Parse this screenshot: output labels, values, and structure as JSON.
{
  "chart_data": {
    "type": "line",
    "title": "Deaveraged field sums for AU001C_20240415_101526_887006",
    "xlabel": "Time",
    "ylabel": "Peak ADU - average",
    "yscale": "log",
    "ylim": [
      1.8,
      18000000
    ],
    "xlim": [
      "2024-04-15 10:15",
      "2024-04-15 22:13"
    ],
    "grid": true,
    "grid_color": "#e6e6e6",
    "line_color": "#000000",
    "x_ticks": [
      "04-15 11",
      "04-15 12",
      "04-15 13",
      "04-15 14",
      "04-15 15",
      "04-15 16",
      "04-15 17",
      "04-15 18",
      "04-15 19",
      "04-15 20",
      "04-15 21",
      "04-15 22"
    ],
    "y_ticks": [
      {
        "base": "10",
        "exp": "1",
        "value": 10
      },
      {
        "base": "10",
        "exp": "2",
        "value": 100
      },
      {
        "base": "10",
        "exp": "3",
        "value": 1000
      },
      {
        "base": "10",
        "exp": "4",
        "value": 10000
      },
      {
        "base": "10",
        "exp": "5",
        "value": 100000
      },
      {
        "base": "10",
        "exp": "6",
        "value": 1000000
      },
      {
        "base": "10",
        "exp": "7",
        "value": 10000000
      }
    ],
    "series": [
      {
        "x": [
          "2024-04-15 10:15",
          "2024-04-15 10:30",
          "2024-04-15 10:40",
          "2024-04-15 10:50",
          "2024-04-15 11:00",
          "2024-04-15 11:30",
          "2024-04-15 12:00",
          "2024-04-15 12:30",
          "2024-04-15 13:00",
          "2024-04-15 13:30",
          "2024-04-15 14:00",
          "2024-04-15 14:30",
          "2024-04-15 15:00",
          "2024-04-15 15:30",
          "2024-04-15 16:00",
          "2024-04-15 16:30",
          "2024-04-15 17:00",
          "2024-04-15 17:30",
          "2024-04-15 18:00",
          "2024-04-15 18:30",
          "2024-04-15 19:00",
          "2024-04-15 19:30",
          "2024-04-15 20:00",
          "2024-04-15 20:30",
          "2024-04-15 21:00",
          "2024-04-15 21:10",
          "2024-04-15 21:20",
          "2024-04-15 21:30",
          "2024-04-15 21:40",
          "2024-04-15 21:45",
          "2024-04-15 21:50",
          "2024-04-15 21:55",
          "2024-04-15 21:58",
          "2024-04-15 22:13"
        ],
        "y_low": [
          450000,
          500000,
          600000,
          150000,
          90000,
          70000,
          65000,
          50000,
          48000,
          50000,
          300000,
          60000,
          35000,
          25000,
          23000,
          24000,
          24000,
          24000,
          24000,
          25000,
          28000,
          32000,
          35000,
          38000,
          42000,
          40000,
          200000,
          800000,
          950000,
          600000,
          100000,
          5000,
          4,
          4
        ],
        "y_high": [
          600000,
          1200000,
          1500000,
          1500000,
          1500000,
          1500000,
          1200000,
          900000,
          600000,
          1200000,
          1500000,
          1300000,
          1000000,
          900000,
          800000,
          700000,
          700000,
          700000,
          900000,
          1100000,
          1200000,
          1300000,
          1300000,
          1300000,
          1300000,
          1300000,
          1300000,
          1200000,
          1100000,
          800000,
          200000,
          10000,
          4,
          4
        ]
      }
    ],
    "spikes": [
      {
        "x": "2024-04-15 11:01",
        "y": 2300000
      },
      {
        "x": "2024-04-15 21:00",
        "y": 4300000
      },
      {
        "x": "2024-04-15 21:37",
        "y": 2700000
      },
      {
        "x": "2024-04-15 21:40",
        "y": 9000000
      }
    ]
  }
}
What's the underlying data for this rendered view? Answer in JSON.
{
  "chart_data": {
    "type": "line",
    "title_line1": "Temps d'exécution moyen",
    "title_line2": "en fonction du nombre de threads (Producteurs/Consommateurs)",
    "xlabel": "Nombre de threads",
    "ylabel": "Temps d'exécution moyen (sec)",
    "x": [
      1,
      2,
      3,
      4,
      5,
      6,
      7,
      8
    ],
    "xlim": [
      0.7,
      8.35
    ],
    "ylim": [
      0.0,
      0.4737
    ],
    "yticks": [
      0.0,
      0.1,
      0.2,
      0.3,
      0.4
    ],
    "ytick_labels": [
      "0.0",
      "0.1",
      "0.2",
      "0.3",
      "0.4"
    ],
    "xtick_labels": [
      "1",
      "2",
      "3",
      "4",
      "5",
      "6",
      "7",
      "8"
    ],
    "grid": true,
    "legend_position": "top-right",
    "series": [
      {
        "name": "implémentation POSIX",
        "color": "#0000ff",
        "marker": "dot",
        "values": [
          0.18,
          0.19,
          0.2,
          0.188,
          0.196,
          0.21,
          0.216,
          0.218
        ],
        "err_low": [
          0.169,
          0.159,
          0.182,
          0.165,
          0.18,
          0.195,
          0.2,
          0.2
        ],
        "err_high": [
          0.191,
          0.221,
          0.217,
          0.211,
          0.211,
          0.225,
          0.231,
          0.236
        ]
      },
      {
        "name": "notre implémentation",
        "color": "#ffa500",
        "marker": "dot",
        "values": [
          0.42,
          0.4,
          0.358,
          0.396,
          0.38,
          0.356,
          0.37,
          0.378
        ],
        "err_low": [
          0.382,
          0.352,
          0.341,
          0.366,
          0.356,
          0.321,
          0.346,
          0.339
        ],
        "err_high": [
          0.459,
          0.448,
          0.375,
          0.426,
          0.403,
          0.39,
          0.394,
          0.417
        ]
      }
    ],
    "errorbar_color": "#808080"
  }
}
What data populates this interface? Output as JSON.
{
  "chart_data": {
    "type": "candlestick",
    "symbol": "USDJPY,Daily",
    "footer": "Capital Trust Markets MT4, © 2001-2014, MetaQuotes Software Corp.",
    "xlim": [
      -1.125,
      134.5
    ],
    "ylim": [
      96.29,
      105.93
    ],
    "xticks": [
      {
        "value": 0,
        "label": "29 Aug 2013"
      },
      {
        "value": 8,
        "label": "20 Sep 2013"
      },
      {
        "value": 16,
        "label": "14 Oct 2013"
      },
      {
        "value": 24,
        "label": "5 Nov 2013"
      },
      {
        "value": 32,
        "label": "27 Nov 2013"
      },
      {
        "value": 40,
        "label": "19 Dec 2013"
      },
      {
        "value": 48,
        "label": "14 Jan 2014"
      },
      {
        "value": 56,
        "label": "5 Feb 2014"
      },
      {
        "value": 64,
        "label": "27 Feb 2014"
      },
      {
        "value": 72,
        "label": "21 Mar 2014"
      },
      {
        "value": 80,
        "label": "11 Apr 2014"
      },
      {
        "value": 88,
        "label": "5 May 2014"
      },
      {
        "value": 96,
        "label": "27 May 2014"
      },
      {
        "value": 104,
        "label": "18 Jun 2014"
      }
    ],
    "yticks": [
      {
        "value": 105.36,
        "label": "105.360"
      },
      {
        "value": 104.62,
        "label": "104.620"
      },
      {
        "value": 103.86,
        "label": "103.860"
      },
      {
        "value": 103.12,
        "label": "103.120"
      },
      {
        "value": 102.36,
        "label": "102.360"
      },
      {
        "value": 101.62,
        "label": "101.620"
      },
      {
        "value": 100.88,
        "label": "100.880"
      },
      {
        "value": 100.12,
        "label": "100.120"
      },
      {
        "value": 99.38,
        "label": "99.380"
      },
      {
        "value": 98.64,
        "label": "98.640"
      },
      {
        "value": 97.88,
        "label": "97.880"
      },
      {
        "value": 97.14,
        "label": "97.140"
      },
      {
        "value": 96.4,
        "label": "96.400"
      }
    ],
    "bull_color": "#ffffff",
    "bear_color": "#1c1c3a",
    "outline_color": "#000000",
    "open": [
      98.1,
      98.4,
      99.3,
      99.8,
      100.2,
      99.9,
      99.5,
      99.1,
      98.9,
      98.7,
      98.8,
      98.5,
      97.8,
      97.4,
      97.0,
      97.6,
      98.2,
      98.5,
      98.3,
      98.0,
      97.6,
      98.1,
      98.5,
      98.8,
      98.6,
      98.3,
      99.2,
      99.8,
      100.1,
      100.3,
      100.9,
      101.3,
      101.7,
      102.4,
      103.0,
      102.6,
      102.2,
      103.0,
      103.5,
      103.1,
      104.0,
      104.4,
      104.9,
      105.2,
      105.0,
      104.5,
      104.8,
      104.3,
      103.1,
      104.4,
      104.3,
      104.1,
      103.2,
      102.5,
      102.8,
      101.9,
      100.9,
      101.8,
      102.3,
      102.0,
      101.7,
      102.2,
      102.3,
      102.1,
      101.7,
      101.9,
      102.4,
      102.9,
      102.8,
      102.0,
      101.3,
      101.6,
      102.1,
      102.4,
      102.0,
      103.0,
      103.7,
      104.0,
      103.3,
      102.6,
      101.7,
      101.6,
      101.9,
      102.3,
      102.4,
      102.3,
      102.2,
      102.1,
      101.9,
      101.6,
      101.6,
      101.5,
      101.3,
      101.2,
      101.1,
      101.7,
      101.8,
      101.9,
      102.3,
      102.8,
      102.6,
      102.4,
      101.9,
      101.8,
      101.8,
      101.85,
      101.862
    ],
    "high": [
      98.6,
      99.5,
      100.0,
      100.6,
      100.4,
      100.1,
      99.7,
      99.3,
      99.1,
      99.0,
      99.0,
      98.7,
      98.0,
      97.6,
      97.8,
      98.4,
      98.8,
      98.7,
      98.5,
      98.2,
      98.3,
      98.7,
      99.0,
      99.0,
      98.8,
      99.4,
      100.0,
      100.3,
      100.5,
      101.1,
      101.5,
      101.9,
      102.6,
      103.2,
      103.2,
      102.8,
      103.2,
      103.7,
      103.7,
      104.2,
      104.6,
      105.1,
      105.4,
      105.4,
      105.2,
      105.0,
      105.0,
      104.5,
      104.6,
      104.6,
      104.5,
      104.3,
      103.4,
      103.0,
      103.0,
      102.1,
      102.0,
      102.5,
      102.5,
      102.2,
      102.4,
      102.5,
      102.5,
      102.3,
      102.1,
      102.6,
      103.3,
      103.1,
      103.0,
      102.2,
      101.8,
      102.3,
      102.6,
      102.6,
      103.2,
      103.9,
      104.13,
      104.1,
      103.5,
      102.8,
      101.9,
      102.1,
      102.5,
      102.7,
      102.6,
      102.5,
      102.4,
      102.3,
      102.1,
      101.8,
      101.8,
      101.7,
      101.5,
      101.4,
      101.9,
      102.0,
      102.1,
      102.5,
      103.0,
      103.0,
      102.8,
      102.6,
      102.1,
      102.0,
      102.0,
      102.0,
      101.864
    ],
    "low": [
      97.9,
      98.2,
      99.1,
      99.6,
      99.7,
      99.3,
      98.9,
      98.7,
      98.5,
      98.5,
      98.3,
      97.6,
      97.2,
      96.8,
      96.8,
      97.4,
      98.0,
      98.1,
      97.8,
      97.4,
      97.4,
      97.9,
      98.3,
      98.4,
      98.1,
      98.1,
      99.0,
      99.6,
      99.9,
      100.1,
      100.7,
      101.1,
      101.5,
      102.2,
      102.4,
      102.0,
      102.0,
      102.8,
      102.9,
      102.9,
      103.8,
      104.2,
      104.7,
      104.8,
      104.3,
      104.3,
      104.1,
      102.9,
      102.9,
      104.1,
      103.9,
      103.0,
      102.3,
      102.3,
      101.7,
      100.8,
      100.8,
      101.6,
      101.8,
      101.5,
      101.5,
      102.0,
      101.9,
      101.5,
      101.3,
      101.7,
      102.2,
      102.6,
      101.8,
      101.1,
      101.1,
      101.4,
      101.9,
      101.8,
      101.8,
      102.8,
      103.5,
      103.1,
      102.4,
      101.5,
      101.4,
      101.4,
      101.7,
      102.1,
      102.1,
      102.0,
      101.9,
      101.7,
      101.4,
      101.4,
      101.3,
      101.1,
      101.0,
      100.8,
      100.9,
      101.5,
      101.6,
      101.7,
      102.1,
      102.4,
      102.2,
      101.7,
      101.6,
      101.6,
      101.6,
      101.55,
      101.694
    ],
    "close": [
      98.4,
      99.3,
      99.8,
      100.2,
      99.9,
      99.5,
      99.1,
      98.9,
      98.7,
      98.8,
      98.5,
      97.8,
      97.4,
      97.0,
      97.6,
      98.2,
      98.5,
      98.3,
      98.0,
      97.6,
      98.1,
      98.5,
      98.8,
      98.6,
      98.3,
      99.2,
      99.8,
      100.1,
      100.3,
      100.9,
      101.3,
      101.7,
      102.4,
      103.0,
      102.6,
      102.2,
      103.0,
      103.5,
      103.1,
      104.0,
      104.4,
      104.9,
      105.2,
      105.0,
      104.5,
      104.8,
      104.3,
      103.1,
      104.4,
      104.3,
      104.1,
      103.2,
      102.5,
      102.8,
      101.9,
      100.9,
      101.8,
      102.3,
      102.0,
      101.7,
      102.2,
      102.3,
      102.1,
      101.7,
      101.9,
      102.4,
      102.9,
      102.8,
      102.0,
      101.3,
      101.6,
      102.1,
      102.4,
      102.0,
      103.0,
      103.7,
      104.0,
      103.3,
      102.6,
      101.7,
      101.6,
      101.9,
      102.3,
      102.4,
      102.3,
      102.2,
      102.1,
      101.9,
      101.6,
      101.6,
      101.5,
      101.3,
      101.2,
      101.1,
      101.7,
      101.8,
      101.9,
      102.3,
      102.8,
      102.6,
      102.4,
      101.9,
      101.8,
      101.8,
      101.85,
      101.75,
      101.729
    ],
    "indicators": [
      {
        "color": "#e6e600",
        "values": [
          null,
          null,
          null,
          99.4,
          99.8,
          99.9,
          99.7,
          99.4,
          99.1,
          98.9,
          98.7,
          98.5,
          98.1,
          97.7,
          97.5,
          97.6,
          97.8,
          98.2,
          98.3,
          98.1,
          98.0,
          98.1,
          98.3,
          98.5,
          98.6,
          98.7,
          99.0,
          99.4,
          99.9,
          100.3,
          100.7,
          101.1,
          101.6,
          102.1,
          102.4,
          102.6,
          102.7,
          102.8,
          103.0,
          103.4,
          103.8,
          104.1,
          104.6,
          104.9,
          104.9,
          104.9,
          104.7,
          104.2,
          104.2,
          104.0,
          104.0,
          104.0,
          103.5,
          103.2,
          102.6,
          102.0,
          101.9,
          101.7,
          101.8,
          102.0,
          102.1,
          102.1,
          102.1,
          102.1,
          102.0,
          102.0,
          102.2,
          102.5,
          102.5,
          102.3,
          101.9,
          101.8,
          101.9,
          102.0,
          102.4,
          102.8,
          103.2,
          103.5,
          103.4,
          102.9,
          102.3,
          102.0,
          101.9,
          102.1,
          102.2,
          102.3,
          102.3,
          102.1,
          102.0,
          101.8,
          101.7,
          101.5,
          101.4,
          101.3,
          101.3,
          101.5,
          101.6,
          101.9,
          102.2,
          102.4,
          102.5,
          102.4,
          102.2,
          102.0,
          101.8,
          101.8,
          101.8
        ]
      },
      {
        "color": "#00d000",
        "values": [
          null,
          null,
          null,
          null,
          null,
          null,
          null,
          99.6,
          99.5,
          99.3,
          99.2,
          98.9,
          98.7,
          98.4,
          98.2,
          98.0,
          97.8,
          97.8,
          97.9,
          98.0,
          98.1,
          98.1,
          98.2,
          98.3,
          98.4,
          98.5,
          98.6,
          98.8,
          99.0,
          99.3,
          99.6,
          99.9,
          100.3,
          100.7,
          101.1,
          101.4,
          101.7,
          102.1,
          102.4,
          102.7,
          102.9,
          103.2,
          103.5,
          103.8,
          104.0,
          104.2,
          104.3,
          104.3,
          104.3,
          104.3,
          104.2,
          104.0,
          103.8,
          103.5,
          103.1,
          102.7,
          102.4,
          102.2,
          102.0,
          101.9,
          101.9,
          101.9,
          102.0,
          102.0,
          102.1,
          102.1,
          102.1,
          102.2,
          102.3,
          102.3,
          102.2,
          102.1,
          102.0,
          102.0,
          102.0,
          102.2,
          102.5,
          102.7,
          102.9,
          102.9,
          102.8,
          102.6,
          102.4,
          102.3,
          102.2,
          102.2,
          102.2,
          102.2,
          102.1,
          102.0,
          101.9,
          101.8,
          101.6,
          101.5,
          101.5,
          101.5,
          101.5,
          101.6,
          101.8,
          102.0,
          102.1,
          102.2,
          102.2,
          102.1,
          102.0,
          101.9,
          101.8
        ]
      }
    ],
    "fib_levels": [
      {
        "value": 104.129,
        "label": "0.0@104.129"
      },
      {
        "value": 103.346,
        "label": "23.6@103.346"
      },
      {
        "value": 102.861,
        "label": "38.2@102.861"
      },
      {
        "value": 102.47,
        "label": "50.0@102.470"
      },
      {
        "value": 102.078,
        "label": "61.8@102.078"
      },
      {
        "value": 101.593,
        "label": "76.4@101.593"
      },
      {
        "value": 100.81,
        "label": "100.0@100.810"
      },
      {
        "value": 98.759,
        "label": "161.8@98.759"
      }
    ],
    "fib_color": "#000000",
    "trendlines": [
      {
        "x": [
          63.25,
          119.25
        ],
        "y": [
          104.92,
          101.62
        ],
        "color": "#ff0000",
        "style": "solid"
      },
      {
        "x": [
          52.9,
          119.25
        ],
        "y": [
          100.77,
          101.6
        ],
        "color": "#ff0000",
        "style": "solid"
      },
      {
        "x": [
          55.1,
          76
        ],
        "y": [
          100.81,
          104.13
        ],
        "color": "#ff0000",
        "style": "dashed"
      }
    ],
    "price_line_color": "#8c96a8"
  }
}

◇ ◇ ◇ ◇ ◇

» **Written problem**: Go over the records above line by line and count those holding the word "JSON". Reply only with the number.

» **The answer**: 3